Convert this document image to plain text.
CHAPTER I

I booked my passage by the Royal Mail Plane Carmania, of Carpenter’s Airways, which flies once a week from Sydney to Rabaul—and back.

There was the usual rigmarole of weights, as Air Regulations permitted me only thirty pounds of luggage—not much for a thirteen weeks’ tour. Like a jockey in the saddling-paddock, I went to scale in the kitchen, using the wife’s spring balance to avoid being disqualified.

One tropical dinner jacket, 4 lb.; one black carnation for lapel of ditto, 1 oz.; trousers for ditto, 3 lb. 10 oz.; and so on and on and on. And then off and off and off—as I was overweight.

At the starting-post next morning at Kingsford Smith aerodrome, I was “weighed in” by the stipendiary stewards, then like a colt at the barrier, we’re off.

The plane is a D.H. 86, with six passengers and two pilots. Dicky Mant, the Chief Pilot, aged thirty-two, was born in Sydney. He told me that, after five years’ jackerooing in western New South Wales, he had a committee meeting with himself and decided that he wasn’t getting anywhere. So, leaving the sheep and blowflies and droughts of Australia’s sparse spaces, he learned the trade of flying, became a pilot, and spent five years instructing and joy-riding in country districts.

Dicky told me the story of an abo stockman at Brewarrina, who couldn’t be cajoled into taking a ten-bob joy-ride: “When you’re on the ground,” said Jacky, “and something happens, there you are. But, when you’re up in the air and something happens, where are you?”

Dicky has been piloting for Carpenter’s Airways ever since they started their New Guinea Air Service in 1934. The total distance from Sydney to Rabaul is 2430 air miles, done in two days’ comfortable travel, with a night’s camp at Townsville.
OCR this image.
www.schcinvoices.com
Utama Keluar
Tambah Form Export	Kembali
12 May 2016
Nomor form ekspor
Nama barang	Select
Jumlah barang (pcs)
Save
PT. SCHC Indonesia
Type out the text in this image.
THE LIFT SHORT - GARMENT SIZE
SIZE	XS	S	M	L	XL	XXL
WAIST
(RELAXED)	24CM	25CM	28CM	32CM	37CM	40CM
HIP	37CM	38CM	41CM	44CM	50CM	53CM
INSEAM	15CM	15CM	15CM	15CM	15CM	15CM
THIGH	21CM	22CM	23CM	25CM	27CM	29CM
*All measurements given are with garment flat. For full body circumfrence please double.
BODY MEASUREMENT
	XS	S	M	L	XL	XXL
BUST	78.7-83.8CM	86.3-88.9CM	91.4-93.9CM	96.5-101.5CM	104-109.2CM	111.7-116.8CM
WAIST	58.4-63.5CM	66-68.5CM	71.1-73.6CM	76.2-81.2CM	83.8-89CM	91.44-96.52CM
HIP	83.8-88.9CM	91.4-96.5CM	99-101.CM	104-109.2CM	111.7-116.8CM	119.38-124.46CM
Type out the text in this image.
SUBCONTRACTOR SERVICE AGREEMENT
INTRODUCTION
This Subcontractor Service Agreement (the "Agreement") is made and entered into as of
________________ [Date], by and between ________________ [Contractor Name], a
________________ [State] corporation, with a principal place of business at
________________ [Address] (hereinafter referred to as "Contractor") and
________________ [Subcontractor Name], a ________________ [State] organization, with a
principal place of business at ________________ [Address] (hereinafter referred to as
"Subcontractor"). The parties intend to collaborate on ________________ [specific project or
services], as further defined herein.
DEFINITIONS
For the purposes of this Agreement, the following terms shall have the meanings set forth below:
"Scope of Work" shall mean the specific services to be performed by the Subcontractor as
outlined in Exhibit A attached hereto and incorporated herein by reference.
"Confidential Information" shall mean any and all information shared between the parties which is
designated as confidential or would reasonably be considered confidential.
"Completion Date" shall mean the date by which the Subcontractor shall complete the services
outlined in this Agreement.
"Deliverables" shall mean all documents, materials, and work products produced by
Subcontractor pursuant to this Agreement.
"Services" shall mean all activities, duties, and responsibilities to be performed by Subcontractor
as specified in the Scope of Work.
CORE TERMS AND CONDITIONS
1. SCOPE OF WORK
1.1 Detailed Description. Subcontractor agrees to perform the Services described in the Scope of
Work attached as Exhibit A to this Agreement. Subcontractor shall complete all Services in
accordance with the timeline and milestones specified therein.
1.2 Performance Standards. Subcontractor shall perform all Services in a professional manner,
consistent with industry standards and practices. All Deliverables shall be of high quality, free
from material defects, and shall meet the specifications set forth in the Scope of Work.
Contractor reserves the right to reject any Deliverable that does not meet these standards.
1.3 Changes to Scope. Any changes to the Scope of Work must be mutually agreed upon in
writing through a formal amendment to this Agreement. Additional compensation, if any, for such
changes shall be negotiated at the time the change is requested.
==*==
▸ **Aim**: Write every record out again, unaltered.

▸ **In response**:
Convert this document image to plain text.
CHAPTER I

I booked my passage by the Royal Mail Plane Carmania, of Carpenter’s Airways, which flies once a week from Sydney to Rabaul—and back.

There was the usual rigmarole of weights, as Air Regulations permitted me only thirty pounds of luggage—not much for a thirteen weeks’ tour. Like a jockey in the saddling-paddock, I went to scale in the kitchen, using the wife’s spring balance to avoid being disqualified.

One tropical dinner jacket, 4 lb.; one black carnation for lapel of ditto, 1 oz.; trousers for ditto, 3 lb. 10 oz.; and so on and on and on. And then off and off and off—as I was overweight.

At the starting-post next morning at Kingsford Smith aerodrome, I was “weighed in” by the stipendiary stewards, then like a colt at the barrier, we’re off.

The plane is a D.H. 86, with six passengers and two pilots. Dicky Mant, the Chief Pilot, aged thirty-two, was born in Sydney. He told me that, after five years’ jackerooing in western New South Wales, he had a committee meeting with himself and decided that he wasn’t getting anywhere. So, leaving the sheep and blowflies and droughts of Australia’s sparse spaces, he learned the trade of flying, became a pilot, and spent five years instructing and joy-riding in country districts.

Dicky told me the story of an abo stockman at Brewarrina, who couldn’t be cajoled into taking a ten-bob joy-ride: “When you’re on the ground,” said Jacky, “and something happens, there you are. But, when you’re up in the air and something happens, where are you?”

Dicky has been piloting for Carpenter’s Airways ever since they started their New Guinea Air Service in 1934. The total distance from Sydney to Rabaul is 2430 air miles, done in two days’ comfortable travel, with a night’s camp at Townsville.
OCR this image.
www.schcinvoices.com
Utama Keluar
Tambah Form Export	Kembali
12 May 2016
Nomor form ekspor
Nama barang	Select
Jumlah barang (pcs)
Save
PT. SCHC Indonesia
Type out the text in this image.
THE LIFT SHORT - GARMENT SIZE
SIZE	XS	S	M	L	XL	XXL
WAIST
(RELAXED)	24CM	25CM	28CM	32CM	37CM	40CM
HIP	37CM	38CM	41CM	44CM	50CM	53CM
INSEAM	15CM	15CM	15CM	15CM	15CM	15CM
THIGH	21CM	22CM	23CM	25CM	27CM	29CM
*All measurements given are with garment flat. For full body circumfrence please double.
BODY MEASUREMENT
	XS	S	M	L	XL	XXL
BUST	78.7-83.8CM	86.3-88.9CM	91.4-93.9CM	96.5-101.5CM	104-109.2CM	111.7-116.8CM
WAIST	58.4-63.5CM	66-68.5CM	71.1-73.6CM	76.2-81.2CM	83.8-89CM	91.44-96.52CM
HIP	83.8-88.9CM	91.4-96.5CM	99-101.CM	104-109.2CM	111.7-116.8CM	119.38-124.46CM
Type out the text in this image.
SUBCONTRACTOR SERVICE AGREEMENT
INTRODUCTION
This Subcontractor Service Agreement (the "Agreement") is made and entered into as of
________________ [Date], by and between ________________ [Contractor Name], a
________________ [State] corporation, with a principal place of business at
________________ [Address] (hereinafter referred to as "Contractor") and
________________ [Subcontractor Name], a ________________ [State] organization, with a
principal place of business at ________________ [Address] (hereinafter referred to as
"Subcontractor"). The parties intend to collaborate on ________________ [specific project or
services], as further defined herein.
DEFINITIONS
For the purposes of this Agreement, the following terms shall have the meanings set forth below:
"Scope of Work" shall mean the specific services to be performed by the Subcontractor as
outlined in Exhibit A attached hereto and incorporated herein by reference.
"Confidential Information" shall mean any and all information shared between the parties which is
designated as confidential or would reasonably be considered confidential.
"Completion Date" shall mean the date by which the Subcontractor shall complete the services
outlined in this Agreement.
"Deliverables" shall mean all documents, materials, and work products produced by
Subcontractor pursuant to this Agreement.
"Services" shall mean all activities, duties, and responsibilities to be performed by Subcontractor
as specified in the Scope of Work.
CORE TERMS AND CONDITIONS
1. SCOPE OF WORK
1.1 Detailed Description. Subcontractor agrees to perform the Services described in the Scope of
Work attached as Exhibit A to this Agreement. Subcontractor shall complete all Services in
accordance with the timeline and milestones specified therein.
1.2 Performance Standards. Subcontractor shall perform all Services in a professional manner,
consistent with industry standards and practices. All Deliverables shall be of high quality, free
from material defects, and shall meet the specifications set forth in the Scope of Work.
Contractor reserves the right to reject any Deliverable that does not meet these standards.
1.3 Changes to Scope. Any changes to the Scope of Work must be mutually agreed upon in
writing through a formal amendment to this Agreement. Additional compensation, if any, for such
changes shall be negotiated at the time the change is requested.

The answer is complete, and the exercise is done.